THE TASKS:
1. Answer these from the definitions passage, one per line:
(a) What does Markush language cover here, unless otherwise indicated?
(b) What is a water vapor-permeable layer or layered structure commonly called in the art?
(c) What is INDA's current name?
2. Rewrite the definitions passage between "Regarding all numerical" and "all expressly written herein.", inclusive, switching "specification" to "document".

SUPPLIED PASSAGE:
--------

Markush language as used herein encompasses combinations of the individual Markush group members, unless otherwise indicated.
The terms “water-permeable” and “water-impermeable” refer to the penetrability of materials in the context of the intended usage of disposable absorbent articles. Specifically, the term “water-permeable” refers to a layer or a layered structure having pores, openings, and/or interconnected void spaces that permit liquid water to pass through its thickness in the absence of a forcing pressure. Conversely, the term “water-impermeable” refers to a layer or a layered structure through the thickness of which liquid water cannot pass in the absence of a forcing pressure. A layer or a layered structure that is water-impermeable according to this definition may be permeable to water vapor, i.e., may be “water vapor-permeable”. Such a water vapor-permeable layer or layered structure is commonly known in the art as “breathable”. As is well known in the art, a common method for measuring the permeability to water of the materials typically used in absorbent articles is a hydrostatic pressure test, also called a hydrostatic head test or simply a “hydrohead” test. Suitable well known compendial methods for hydrohead testing are approved by INDA (formerly the International Nonwovens and Disposables Association, now The Association of the Nonwoven Fabrics Industry) and EDANA (European Disposables And Nonwovens Association).
Regarding all numerical ranges disclosed herein, it should be understood that every maximum numerical limitation given throughout this specification includes every lower numerical limitation, as if such lower numerical limitations were expressly written herein. In addition, every minimum numerical limitation given throughout this specification will include every higher numerical limitation, as if such higher numerical limitations were expressly written herein. Further, every numerical range given throughout this specification will include every narrower numerical range that falls within such broader numerical range and will also encompass each individual number within the numerical range, as if such narrower numerical ranges and individual numbers were all expressly written herein.

--------

DATA ROWS:
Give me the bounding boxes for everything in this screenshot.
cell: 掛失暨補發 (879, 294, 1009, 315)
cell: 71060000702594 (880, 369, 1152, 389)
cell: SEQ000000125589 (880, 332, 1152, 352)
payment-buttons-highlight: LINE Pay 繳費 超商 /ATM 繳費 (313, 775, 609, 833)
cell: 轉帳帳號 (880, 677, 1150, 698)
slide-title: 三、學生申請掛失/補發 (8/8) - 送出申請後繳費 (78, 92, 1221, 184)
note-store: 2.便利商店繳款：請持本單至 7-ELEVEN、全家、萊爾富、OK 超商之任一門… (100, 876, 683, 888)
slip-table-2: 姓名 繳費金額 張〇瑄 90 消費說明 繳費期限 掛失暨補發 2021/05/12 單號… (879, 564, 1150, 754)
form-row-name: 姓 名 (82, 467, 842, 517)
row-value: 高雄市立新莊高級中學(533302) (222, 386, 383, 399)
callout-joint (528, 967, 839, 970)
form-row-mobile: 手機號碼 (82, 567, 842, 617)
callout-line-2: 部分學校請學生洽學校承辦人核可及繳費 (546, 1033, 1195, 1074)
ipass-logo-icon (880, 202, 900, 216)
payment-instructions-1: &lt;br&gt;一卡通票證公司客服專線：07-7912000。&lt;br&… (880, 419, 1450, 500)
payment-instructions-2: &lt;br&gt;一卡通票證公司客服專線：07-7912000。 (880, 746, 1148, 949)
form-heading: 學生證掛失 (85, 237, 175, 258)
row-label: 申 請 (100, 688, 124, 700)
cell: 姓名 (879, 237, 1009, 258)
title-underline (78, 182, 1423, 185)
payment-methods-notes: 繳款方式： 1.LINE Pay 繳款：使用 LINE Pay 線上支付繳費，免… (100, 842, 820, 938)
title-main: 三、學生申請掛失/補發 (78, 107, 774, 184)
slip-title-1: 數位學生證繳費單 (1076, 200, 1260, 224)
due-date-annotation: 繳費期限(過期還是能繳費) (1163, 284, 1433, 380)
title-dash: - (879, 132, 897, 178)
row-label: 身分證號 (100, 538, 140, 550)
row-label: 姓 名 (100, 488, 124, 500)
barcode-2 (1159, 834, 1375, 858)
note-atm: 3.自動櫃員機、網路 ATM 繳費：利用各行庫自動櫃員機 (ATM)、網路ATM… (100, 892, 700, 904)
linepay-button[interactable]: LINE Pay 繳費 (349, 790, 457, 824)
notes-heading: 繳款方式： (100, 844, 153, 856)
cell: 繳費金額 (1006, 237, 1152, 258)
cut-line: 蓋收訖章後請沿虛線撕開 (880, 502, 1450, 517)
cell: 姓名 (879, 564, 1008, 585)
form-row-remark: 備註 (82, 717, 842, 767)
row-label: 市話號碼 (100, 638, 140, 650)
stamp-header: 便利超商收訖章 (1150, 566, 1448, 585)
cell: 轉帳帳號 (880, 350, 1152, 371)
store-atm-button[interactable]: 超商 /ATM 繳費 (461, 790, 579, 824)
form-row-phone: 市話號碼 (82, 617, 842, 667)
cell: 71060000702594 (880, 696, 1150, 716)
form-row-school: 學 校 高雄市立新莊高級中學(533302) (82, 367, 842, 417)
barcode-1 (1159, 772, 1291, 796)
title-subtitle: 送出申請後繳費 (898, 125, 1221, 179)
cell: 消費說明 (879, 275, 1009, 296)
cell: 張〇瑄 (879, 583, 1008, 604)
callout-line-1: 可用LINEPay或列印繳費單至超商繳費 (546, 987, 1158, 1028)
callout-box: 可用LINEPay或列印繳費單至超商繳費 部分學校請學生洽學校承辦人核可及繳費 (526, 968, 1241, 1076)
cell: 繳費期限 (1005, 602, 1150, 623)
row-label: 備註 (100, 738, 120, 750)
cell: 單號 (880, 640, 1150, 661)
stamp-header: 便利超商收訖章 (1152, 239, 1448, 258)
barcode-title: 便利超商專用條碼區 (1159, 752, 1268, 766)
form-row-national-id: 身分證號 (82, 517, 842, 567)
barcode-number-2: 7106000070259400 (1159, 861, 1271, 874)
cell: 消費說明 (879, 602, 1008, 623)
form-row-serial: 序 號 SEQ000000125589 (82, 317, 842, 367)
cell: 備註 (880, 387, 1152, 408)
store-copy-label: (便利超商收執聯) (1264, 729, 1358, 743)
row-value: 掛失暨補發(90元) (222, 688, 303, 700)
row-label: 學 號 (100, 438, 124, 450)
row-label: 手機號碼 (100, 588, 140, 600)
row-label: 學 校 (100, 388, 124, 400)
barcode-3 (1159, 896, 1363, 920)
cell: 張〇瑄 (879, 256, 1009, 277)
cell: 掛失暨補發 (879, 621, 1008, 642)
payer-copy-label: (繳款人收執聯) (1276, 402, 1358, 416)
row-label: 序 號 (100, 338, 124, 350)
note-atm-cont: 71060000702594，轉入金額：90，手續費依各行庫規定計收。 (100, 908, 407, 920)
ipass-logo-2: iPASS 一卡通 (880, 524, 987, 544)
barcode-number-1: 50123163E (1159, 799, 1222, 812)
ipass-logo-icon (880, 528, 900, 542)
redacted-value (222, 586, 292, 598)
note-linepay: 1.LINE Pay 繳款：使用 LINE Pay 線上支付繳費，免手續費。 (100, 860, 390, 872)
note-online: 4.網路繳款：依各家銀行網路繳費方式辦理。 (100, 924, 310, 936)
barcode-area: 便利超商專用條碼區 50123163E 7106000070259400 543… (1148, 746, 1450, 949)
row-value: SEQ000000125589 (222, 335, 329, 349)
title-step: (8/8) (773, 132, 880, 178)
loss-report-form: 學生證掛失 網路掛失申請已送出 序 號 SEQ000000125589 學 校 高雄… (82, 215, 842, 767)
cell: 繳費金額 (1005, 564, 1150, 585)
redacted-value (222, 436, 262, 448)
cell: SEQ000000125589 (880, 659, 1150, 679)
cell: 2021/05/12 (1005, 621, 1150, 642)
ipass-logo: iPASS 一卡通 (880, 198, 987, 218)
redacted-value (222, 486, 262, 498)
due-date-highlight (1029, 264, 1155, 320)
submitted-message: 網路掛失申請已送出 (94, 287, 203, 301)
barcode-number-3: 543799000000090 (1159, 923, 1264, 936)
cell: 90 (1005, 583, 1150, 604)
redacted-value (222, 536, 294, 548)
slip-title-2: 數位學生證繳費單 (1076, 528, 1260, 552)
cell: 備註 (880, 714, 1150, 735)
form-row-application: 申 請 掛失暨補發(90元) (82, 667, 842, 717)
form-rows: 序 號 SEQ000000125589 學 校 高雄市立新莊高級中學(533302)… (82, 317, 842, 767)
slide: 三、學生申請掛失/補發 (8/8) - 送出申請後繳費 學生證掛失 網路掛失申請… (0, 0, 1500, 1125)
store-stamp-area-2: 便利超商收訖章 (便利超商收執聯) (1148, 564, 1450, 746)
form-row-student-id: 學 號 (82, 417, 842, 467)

--------

LIST OF SOLUTIONS:
1.
(a) Combinations of the individual Markush group members.
(b) "Breathable".
(c) The Association of the Nonwoven Fabrics Industry.

2.
Regarding all numerical ranges disclosed herein, it should be understood that every maximum numerical limitation given throughout this document includes every lower numerical limitation, as if such lower numerical limitations were expressly written herein. In addition, every minimum numerical limitation given throughout this document will include every higher numerical limitation, as if such higher numerical limitations were expressly written herein. Further, every numerical range given throughout this document will include every narrower numerical range that falls within such broader numerical range and will also encompass each individual number within the numerical range, as if such narrower numerical ranges and individual numbers were all expressly written herein.